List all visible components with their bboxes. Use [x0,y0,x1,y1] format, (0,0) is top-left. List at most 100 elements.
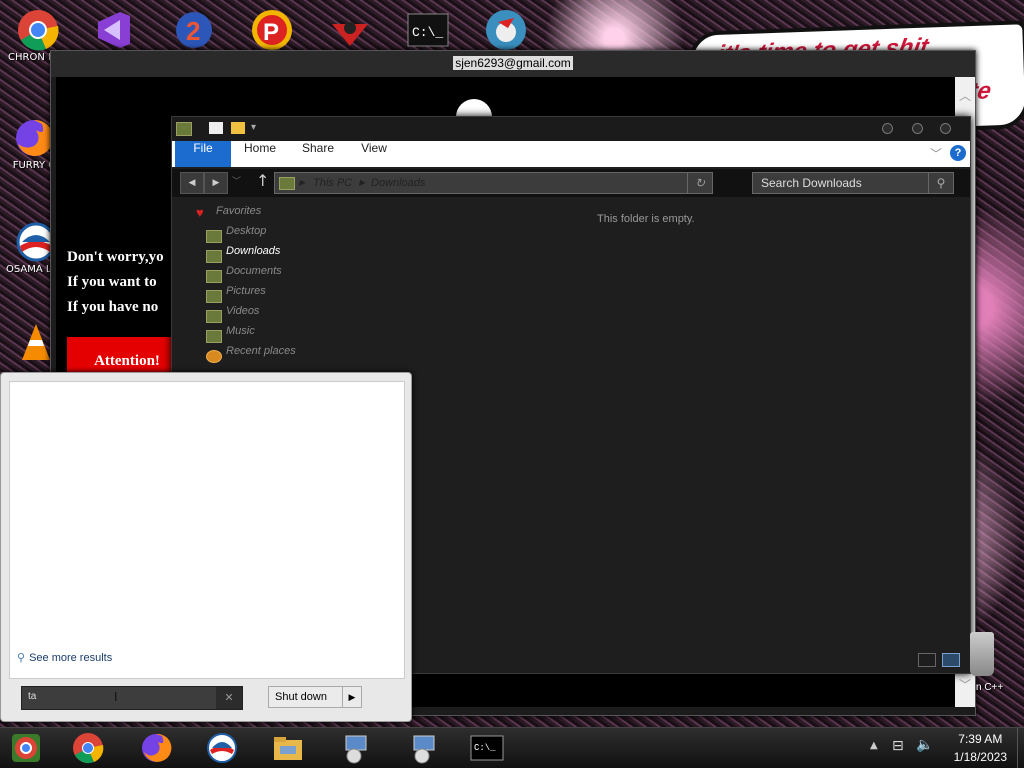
clear-search-button[interactable]: ✕ [216,687,242,709]
app-p-icon[interactable]: P [250,8,294,52]
desktop-corner-label: n C++ [976,682,1004,693]
cmd-taskbar-icon[interactable]: C:\_ [468,732,506,764]
quick-access-toolbar: ▾ [172,117,970,141]
ransom-line-3: If you have no [67,299,159,315]
taskbar-clock[interactable]: 7:39 AM 1/18/2023 [954,730,1007,766]
details-view-icon[interactable] [918,653,936,667]
see-more-label: See more results [29,652,113,664]
nav-item-documents[interactable]: Documents [192,265,332,285]
firefox-taskbar-icon[interactable] [140,732,172,764]
address-bar-row: ◀ ▶ ﹀ ↑ ▶ This PC ▶ Downloads ↻ Search D… [172,169,970,197]
ransom-email: sjen6293@gmail.com [453,56,573,70]
nav-label: Favorites [216,205,262,217]
search-icon: ⚲ [17,652,26,664]
ribbon-expand-icon[interactable]: ﹀ [930,145,942,162]
svg-text:P: P [263,19,279,46]
scroll-up-icon[interactable]: ︿ [959,87,971,104]
nav-item-music[interactable]: Music [192,325,332,345]
visual-studio-icon[interactable] [90,8,134,52]
help-icon[interactable]: ? [950,145,966,161]
forward-button[interactable]: ▶ [204,172,228,194]
app-2-icon[interactable]: 2 [172,8,216,52]
address-box[interactable]: ▶ This PC ▶ Downloads ↻ [274,172,713,194]
app-red-icon[interactable] [328,8,372,52]
maximize-button[interactable] [912,123,923,134]
address-folder[interactable]: Downloads [371,173,425,193]
desktop-folder-icon [206,230,222,243]
minimize-button[interactable] [882,123,893,134]
empty-folder-message: This folder is empty. [597,213,695,225]
refresh-icon[interactable]: ↻ [687,173,712,193]
app-ball-icon[interactable] [484,8,528,52]
nav-label: Documents [226,265,282,277]
start-menu[interactable]: ⚲ See more results ta I ✕ Shut down ▶ [0,372,412,722]
shutdown-options-arrow-icon[interactable]: ▶ [342,687,361,707]
nav-item-videos[interactable]: Videos [192,305,332,325]
nav-item-pictures[interactable]: Pictures [192,285,332,305]
chrome-icon [16,8,60,52]
start-search-value: ta [28,691,37,702]
volume-icon[interactable]: 🔈 [916,737,933,753]
search-icon[interactable]: ⚲ [928,173,953,193]
nav-label: Desktop [226,225,267,237]
nav-label: Videos [226,305,260,317]
ransom-titlebar: sjen6293@gmail.com [51,51,975,77]
chrome-taskbar-icon[interactable] [72,732,104,764]
network-icon[interactable]: ⊟ [892,738,904,754]
installer-2-taskbar-icon[interactable] [408,732,440,764]
music-folder-icon [206,330,222,343]
show-desktop-button[interactable] [1017,728,1024,768]
text-cursor-icon: I [114,690,118,704]
nav-label: Downloads [226,245,281,257]
qat-dropdown-icon[interactable]: ▾ [251,122,265,134]
documents-folder-icon [206,270,222,283]
show-hidden-icons-icon[interactable]: ▲ [870,740,878,751]
start-button[interactable] [10,732,42,764]
start-search-input[interactable]: ta I ✕ [21,686,243,710]
search-placeholder: Search Downloads [761,176,862,190]
obama-taskbar-icon[interactable] [206,732,238,764]
tab-home[interactable]: Home [238,141,282,167]
shutdown-label: Shut down [275,691,327,703]
ribbon-tabs: File Home Share View ﹀ ? [172,141,970,167]
svg-text:2: 2 [186,16,200,46]
nav-item-recent-places[interactable]: Recent places [192,345,332,365]
videos-folder-icon [206,310,222,323]
scroll-down-icon[interactable]: ﹀ [959,676,971,693]
back-button[interactable]: ◀ [180,172,204,194]
pictures-folder-icon [206,290,222,303]
tab-view[interactable]: View [354,141,394,167]
see-more-results-link[interactable]: ⚲ See more results [17,651,112,664]
nav-label: Music [226,325,255,337]
cmd-icon[interactable]: C:\_ [406,8,450,52]
ransom-line-1: Don't worry,yo [67,249,164,265]
installer-taskbar-icon[interactable] [340,732,372,764]
search-input[interactable]: Search Downloads ⚲ [752,172,954,194]
svg-text:C:\_: C:\_ [412,25,443,40]
folder-icon [176,122,192,136]
nav-label: Recent places [226,345,296,357]
large-icons-view-icon[interactable] [942,653,960,667]
location-folder-icon [279,177,295,190]
tab-file[interactable]: File [175,141,231,167]
heart-icon: ♥ [196,205,204,220]
new-folder-icon[interactable] [231,122,245,134]
shutdown-button[interactable]: Shut down ▶ [268,686,362,708]
nav-favorites[interactable]: ♥ Favorites [192,205,332,225]
nav-item-downloads[interactable]: Downloads [192,245,332,265]
navigation-pane: ♥ Favorites Desktop Downloads Documents … [192,205,332,365]
clock-time: 7:39 AM [958,732,1003,746]
properties-icon[interactable] [209,122,223,134]
nav-label: Pictures [226,285,266,297]
ransom-line-2: If you want to [67,274,157,290]
up-arrow-icon[interactable]: ↑ [256,171,269,190]
recycle-bin-icon[interactable] [970,632,994,676]
chevron-right-icon: ▶ [359,178,366,187]
close-button[interactable] [940,123,951,134]
recent-places-icon [206,350,222,363]
recent-dropdown-icon[interactable]: ﹀ [232,174,241,187]
address-root[interactable]: This PC [313,173,352,193]
nav-item-desktop[interactable]: Desktop [192,225,332,245]
file-explorer-taskbar-icon[interactable] [272,732,304,764]
tab-share[interactable]: Share [296,141,340,167]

__________

» **Prompt**
Extract every line of the listing above verbatim, omitting the picture.

» **Reply**
List all visible components with their bboxes. Use [x0,y0,x1,y1] format, (0,0) is top-left. List at most 100 elements.
clear-search-button[interactable]: ✕ [216,687,242,709]
app-p-icon[interactable]: P [250,8,294,52]
desktop-corner-label: n C++ [976,682,1004,693]
cmd-taskbar-icon[interactable]: C:\_ [468,732,506,764]
quick-access-toolbar: ▾ [172,117,970,141]
ransom-line-3: If you have no [67,299,159,315]
taskbar-clock[interactable]: 7:39 AM 1/18/2023 [954,730,1007,766]
details-view-icon[interactable] [918,653,936,667]
see-more-label: See more results [29,652,113,664]
nav-item-documents[interactable]: Documents [192,265,332,285]
firefox-taskbar-icon[interactable] [140,732,172,764]
address-bar-row: ◀ ▶ ﹀ ↑ ▶ This PC ▶ Downloads ↻ Search D… [172,169,970,197]
ransom-email: sjen6293@gmail.com [453,56,573,70]
nav-label: Favorites [216,205,262,217]
search-icon: ⚲ [17,652,26,664]
ribbon-expand-icon[interactable]: ﹀ [930,145,942,162]
svg-text:P: P [263,19,279,46]
scroll-up-icon[interactable]: ︿ [959,87,971,104]
nav-item-music[interactable]: Music [192,325,332,345]
visual-studio-icon[interactable] [90,8,134,52]
help-icon[interactable]: ? [950,145,966,161]
forward-button[interactable]: ▶ [204,172,228,194]
app-2-icon[interactable]: 2 [172,8,216,52]
address-box[interactable]: ▶ This PC ▶ Downloads ↻ [274,172,713,194]
app-red-icon[interactable] [328,8,372,52]
maximize-button[interactable] [912,123,923,134]
address-folder[interactable]: Downloads [371,173,425,193]
desktop-folder-icon [206,230,222,243]
minimize-button[interactable] [882,123,893,134]
empty-folder-message: This folder is empty. [597,213,695,225]
refresh-icon[interactable]: ↻ [687,173,712,193]
app-ball-icon[interactable] [484,8,528,52]
nav-label: Documents [226,265,282,277]
start-menu[interactable]: ⚲ See more results ta I ✕ Shut down ▶ [0,372,412,722]
shutdown-options-arrow-icon[interactable]: ▶ [342,687,361,707]
nav-item-videos[interactable]: Videos [192,305,332,325]
nav-item-pictures[interactable]: Pictures [192,285,332,305]
chrome-icon [16,8,60,52]
start-search-value: ta [28,691,37,702]
volume-icon[interactable]: 🔈 [916,737,933,753]
search-icon[interactable]: ⚲ [928,173,953,193]
nav-label: Desktop [226,225,267,237]
nav-label: Videos [226,305,260,317]
ransom-titlebar: sjen6293@gmail.com [51,51,975,77]
chrome-taskbar-icon[interactable] [72,732,104,764]
network-icon[interactable]: ⊟ [892,738,904,754]
installer-2-taskbar-icon[interactable] [408,732,440,764]
music-folder-icon [206,330,222,343]
show-desktop-button[interactable] [1017,728,1024,768]
text-cursor-icon: I [114,690,118,704]
nav-label: Downloads [226,245,281,257]
qat-dropdown-icon[interactable]: ▾ [251,122,265,134]
documents-folder-icon [206,270,222,283]
show-hidden-icons-icon[interactable]: ▲ [870,740,878,751]
start-button[interactable] [10,732,42,764]
start-search-input[interactable]: ta I ✕ [21,686,243,710]
search-placeholder: Search Downloads [761,176,862,190]
obama-taskbar-icon[interactable] [206,732,238,764]
tab-home[interactable]: Home [238,141,282,167]
shutdown-label: Shut down [275,691,327,703]
ribbon-tabs: File Home Share View ﹀ ? [172,141,970,167]
svg-text:2: 2 [186,16,200,46]
nav-item-recent-places[interactable]: Recent places [192,345,332,365]
videos-folder-icon [206,310,222,323]
scroll-down-icon[interactable]: ﹀ [959,676,971,693]
back-button[interactable]: ◀ [180,172,204,194]
pictures-folder-icon [206,290,222,303]
tab-view[interactable]: View [354,141,394,167]
see-more-results-link[interactable]: ⚲ See more results [17,651,112,664]
nav-label: Music [226,325,255,337]
cmd-icon[interactable]: C:\_ [406,8,450,52]
ransom-line-1: Don't worry,yo [67,249,164,265]
installer-taskbar-icon[interactable] [340,732,372,764]
search-input[interactable]: Search Downloads ⚲ [752,172,954,194]
svg-text:C:\_: C:\_ [412,25,443,40]
folder-icon [176,122,192,136]
nav-label: Recent places [226,345,296,357]
large-icons-view-icon[interactable] [942,653,960,667]
location-folder-icon [279,177,295,190]
tab-file[interactable]: File [175,141,231,167]
heart-icon: ♥ [196,205,204,220]
new-folder-icon[interactable] [231,122,245,134]
shutdown-button[interactable]: Shut down ▶ [268,686,362,708]
nav-favorites[interactable]: ♥ Favorites [192,205,332,225]
nav-item-downloads[interactable]: Downloads [192,245,332,265]
navigation-pane: ♥ Favorites Desktop Downloads Documents … [192,205,332,365]
clock-time: 7:39 AM [958,732,1003,746]
properties-icon[interactable] [209,122,223,134]
nav-label: Pictures [226,285,266,297]
ransom-line-2: If you want to [67,274,157,290]
up-arrow-icon[interactable]: ↑ [256,171,269,190]
recycle-bin-icon[interactable] [970,632,994,676]
chevron-right-icon: ▶ [359,178,366,187]
close-button[interactable] [940,123,951,134]
recent-places-icon [206,350,222,363]
recent-dropdown-icon[interactable]: ﹀ [232,174,241,187]
address-root[interactable]: This PC [313,173,352,193]
nav-item-desktop[interactable]: Desktop [192,225,332,245]
file-explorer-taskbar-icon[interactable] [272,732,304,764]
tab-share[interactable]: Share [296,141,340,167]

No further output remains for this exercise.